=== WHAT YOU NEED TO DO ===
Answer with a single number: the count of lines that hold "Quintile".
## start MATERIAL FOR THE TASK
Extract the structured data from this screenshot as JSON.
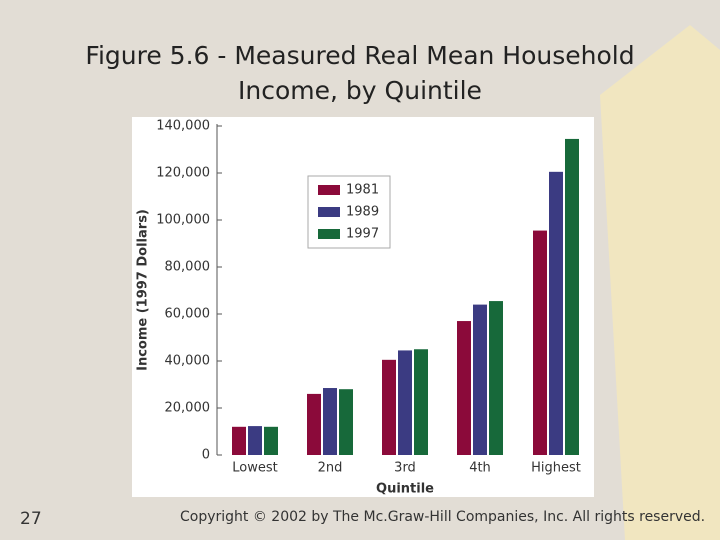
{
  "page_number": "27",
  "copyright": "Copyright © 2002 by The Mc.Graw-Hill Companies, Inc.  All rights reserved.",
  "chart_data": {
    "type": "bar",
    "title": "Figure 5.6 - Measured Real Mean Household Income, by Quintile",
    "x_label": "Quintile",
    "y_label": "Income (1997 Dollars)",
    "categories": [
      "Lowest",
      "2nd",
      "3rd",
      "4th",
      "Highest"
    ],
    "series": [
      {
        "name": "1981",
        "color": "#8b0a3a",
        "values": [
          12000,
          26000,
          40500,
          57000,
          95500
        ]
      },
      {
        "name": "1989",
        "color": "#3b3b82",
        "values": [
          12300,
          28500,
          44500,
          64000,
          120500
        ]
      },
      {
        "name": "1997",
        "color": "#17693a",
        "values": [
          12000,
          28000,
          45000,
          65500,
          134500
        ]
      }
    ],
    "ylim": [
      0,
      140000
    ],
    "yticks": [
      0,
      {
        "value": 20000,
        "label": "20,000"
      },
      {
        "value": 40000,
        "label": "40,000"
      },
      {
        "value": 60000,
        "label": "60,000"
      },
      {
        "value": 80000,
        "label": "80,000"
      },
      {
        "value": 100000,
        "label": "100,000"
      },
      {
        "value": 120000,
        "label": "120,000"
      },
      {
        "value": 140000,
        "label": "140,000"
      }
    ],
    "legend": "upper-left"
  }
}
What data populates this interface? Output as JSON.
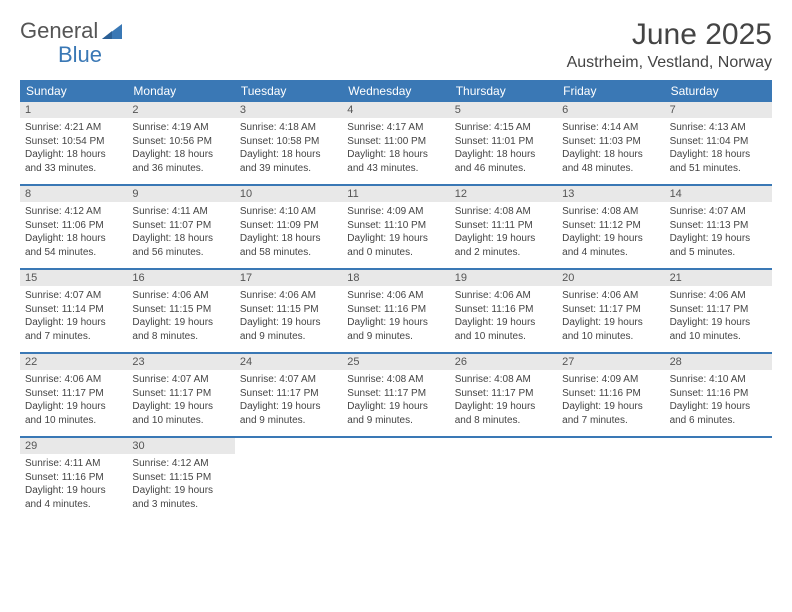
{
  "brand": {
    "part1": "General",
    "part2": "Blue"
  },
  "header": {
    "month_title": "June 2025",
    "location": "Austrheim, Vestland, Norway"
  },
  "style": {
    "accent_color": "#3a78b5",
    "daynum_bg": "#e8e8e8",
    "text_color": "#444444",
    "background": "#ffffff",
    "title_fontsize": 30,
    "location_fontsize": 16,
    "weekday_fontsize": 12,
    "body_fontsize": 10
  },
  "calendar": {
    "type": "table",
    "columns": [
      "Sunday",
      "Monday",
      "Tuesday",
      "Wednesday",
      "Thursday",
      "Friday",
      "Saturday"
    ],
    "weeks": [
      [
        {
          "n": "1",
          "sr": "Sunrise: 4:21 AM",
          "ss": "Sunset: 10:54 PM",
          "d1": "Daylight: 18 hours",
          "d2": "and 33 minutes."
        },
        {
          "n": "2",
          "sr": "Sunrise: 4:19 AM",
          "ss": "Sunset: 10:56 PM",
          "d1": "Daylight: 18 hours",
          "d2": "and 36 minutes."
        },
        {
          "n": "3",
          "sr": "Sunrise: 4:18 AM",
          "ss": "Sunset: 10:58 PM",
          "d1": "Daylight: 18 hours",
          "d2": "and 39 minutes."
        },
        {
          "n": "4",
          "sr": "Sunrise: 4:17 AM",
          "ss": "Sunset: 11:00 PM",
          "d1": "Daylight: 18 hours",
          "d2": "and 43 minutes."
        },
        {
          "n": "5",
          "sr": "Sunrise: 4:15 AM",
          "ss": "Sunset: 11:01 PM",
          "d1": "Daylight: 18 hours",
          "d2": "and 46 minutes."
        },
        {
          "n": "6",
          "sr": "Sunrise: 4:14 AM",
          "ss": "Sunset: 11:03 PM",
          "d1": "Daylight: 18 hours",
          "d2": "and 48 minutes."
        },
        {
          "n": "7",
          "sr": "Sunrise: 4:13 AM",
          "ss": "Sunset: 11:04 PM",
          "d1": "Daylight: 18 hours",
          "d2": "and 51 minutes."
        }
      ],
      [
        {
          "n": "8",
          "sr": "Sunrise: 4:12 AM",
          "ss": "Sunset: 11:06 PM",
          "d1": "Daylight: 18 hours",
          "d2": "and 54 minutes."
        },
        {
          "n": "9",
          "sr": "Sunrise: 4:11 AM",
          "ss": "Sunset: 11:07 PM",
          "d1": "Daylight: 18 hours",
          "d2": "and 56 minutes."
        },
        {
          "n": "10",
          "sr": "Sunrise: 4:10 AM",
          "ss": "Sunset: 11:09 PM",
          "d1": "Daylight: 18 hours",
          "d2": "and 58 minutes."
        },
        {
          "n": "11",
          "sr": "Sunrise: 4:09 AM",
          "ss": "Sunset: 11:10 PM",
          "d1": "Daylight: 19 hours",
          "d2": "and 0 minutes."
        },
        {
          "n": "12",
          "sr": "Sunrise: 4:08 AM",
          "ss": "Sunset: 11:11 PM",
          "d1": "Daylight: 19 hours",
          "d2": "and 2 minutes."
        },
        {
          "n": "13",
          "sr": "Sunrise: 4:08 AM",
          "ss": "Sunset: 11:12 PM",
          "d1": "Daylight: 19 hours",
          "d2": "and 4 minutes."
        },
        {
          "n": "14",
          "sr": "Sunrise: 4:07 AM",
          "ss": "Sunset: 11:13 PM",
          "d1": "Daylight: 19 hours",
          "d2": "and 5 minutes."
        }
      ],
      [
        {
          "n": "15",
          "sr": "Sunrise: 4:07 AM",
          "ss": "Sunset: 11:14 PM",
          "d1": "Daylight: 19 hours",
          "d2": "and 7 minutes."
        },
        {
          "n": "16",
          "sr": "Sunrise: 4:06 AM",
          "ss": "Sunset: 11:15 PM",
          "d1": "Daylight: 19 hours",
          "d2": "and 8 minutes."
        },
        {
          "n": "17",
          "sr": "Sunrise: 4:06 AM",
          "ss": "Sunset: 11:15 PM",
          "d1": "Daylight: 19 hours",
          "d2": "and 9 minutes."
        },
        {
          "n": "18",
          "sr": "Sunrise: 4:06 AM",
          "ss": "Sunset: 11:16 PM",
          "d1": "Daylight: 19 hours",
          "d2": "and 9 minutes."
        },
        {
          "n": "19",
          "sr": "Sunrise: 4:06 AM",
          "ss": "Sunset: 11:16 PM",
          "d1": "Daylight: 19 hours",
          "d2": "and 10 minutes."
        },
        {
          "n": "20",
          "sr": "Sunrise: 4:06 AM",
          "ss": "Sunset: 11:17 PM",
          "d1": "Daylight: 19 hours",
          "d2": "and 10 minutes."
        },
        {
          "n": "21",
          "sr": "Sunrise: 4:06 AM",
          "ss": "Sunset: 11:17 PM",
          "d1": "Daylight: 19 hours",
          "d2": "and 10 minutes."
        }
      ],
      [
        {
          "n": "22",
          "sr": "Sunrise: 4:06 AM",
          "ss": "Sunset: 11:17 PM",
          "d1": "Daylight: 19 hours",
          "d2": "and 10 minutes."
        },
        {
          "n": "23",
          "sr": "Sunrise: 4:07 AM",
          "ss": "Sunset: 11:17 PM",
          "d1": "Daylight: 19 hours",
          "d2": "and 10 minutes."
        },
        {
          "n": "24",
          "sr": "Sunrise: 4:07 AM",
          "ss": "Sunset: 11:17 PM",
          "d1": "Daylight: 19 hours",
          "d2": "and 9 minutes."
        },
        {
          "n": "25",
          "sr": "Sunrise: 4:08 AM",
          "ss": "Sunset: 11:17 PM",
          "d1": "Daylight: 19 hours",
          "d2": "and 9 minutes."
        },
        {
          "n": "26",
          "sr": "Sunrise: 4:08 AM",
          "ss": "Sunset: 11:17 PM",
          "d1": "Daylight: 19 hours",
          "d2": "and 8 minutes."
        },
        {
          "n": "27",
          "sr": "Sunrise: 4:09 AM",
          "ss": "Sunset: 11:16 PM",
          "d1": "Daylight: 19 hours",
          "d2": "and 7 minutes."
        },
        {
          "n": "28",
          "sr": "Sunrise: 4:10 AM",
          "ss": "Sunset: 11:16 PM",
          "d1": "Daylight: 19 hours",
          "d2": "and 6 minutes."
        }
      ],
      [
        {
          "n": "29",
          "sr": "Sunrise: 4:11 AM",
          "ss": "Sunset: 11:16 PM",
          "d1": "Daylight: 19 hours",
          "d2": "and 4 minutes."
        },
        {
          "n": "30",
          "sr": "Sunrise: 4:12 AM",
          "ss": "Sunset: 11:15 PM",
          "d1": "Daylight: 19 hours",
          "d2": "and 3 minutes."
        },
        null,
        null,
        null,
        null,
        null
      ]
    ]
  }
}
## end MATERIAL FOR THE TASK
=== REPLY ===
2